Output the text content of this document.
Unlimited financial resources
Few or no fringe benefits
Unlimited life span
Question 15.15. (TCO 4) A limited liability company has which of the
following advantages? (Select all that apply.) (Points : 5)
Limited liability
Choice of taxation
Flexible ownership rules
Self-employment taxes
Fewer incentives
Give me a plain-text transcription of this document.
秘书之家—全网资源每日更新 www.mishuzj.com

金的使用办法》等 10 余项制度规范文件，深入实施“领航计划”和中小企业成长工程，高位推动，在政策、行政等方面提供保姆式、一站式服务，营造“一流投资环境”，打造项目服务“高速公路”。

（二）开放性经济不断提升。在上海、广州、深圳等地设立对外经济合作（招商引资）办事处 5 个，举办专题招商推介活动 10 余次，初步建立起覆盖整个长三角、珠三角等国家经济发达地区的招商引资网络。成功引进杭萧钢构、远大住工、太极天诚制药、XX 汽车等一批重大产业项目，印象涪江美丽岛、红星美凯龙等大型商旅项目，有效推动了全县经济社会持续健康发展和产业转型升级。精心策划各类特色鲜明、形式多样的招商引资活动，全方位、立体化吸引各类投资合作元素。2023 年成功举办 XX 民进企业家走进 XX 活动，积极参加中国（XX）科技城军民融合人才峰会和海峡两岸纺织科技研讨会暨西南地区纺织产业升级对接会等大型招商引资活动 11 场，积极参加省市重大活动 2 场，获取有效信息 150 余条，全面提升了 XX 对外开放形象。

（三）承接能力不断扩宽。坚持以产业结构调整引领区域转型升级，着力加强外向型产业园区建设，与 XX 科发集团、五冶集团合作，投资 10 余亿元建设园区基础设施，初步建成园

☆ ☆ ☆ ☆ ☆ ☆ ☆

> _WORK INSTRUCTIONS_
Repeat the line that contains "Give me a plain-text", then every line after it until the records end, with nothing added.

> _ANSWER TO THE EXERCISE_
Give me a plain-text transcription of this document.
秘书之家—全网资源每日更新 www.mishuzj.com

金的使用办法》等 10 余项制度规范文件，深入实施“领航计划”和中小企业成长工程，高位推动，在政策、行政等方面提供保姆式、一站式服务，营造“一流投资环境”，打造项目服务“高速公路”。

（二）开放性经济不断提升。在上海、广州、深圳等地设立对外经济合作（招商引资）办事处 5 个，举办专题招商推介活动 10 余次，初步建立起覆盖整个长三角、珠三角等国家经济发达地区的招商引资网络。成功引进杭萧钢构、远大住工、太极天诚制药、XX 汽车等一批重大产业项目，印象涪江美丽岛、红星美凯龙等大型商旅项目，有效推动了全县经济社会持续健康发展和产业转型升级。精心策划各类特色鲜明、形式多样的招商引资活动，全方位、立体化吸引各类投资合作元素。2023 年成功举办 XX 民进企业家走进 XX 活动，积极参加中国（XX）科技城军民融合人才峰会和海峡两岸纺织科技研讨会暨西南地区纺织产业升级对接会等大型招商引资活动 11 场，积极参加省市重大活动 2 场，获取有效信息 150 余条，全面提升了 XX 对外开放形象。

（三）承接能力不断扩宽。坚持以产业结构调整引领区域转型升级，着力加强外向型产业园区建设，与 XX 科发集团、五冶集团合作，投资 10 余亿元建设园区基础设施，初步建成园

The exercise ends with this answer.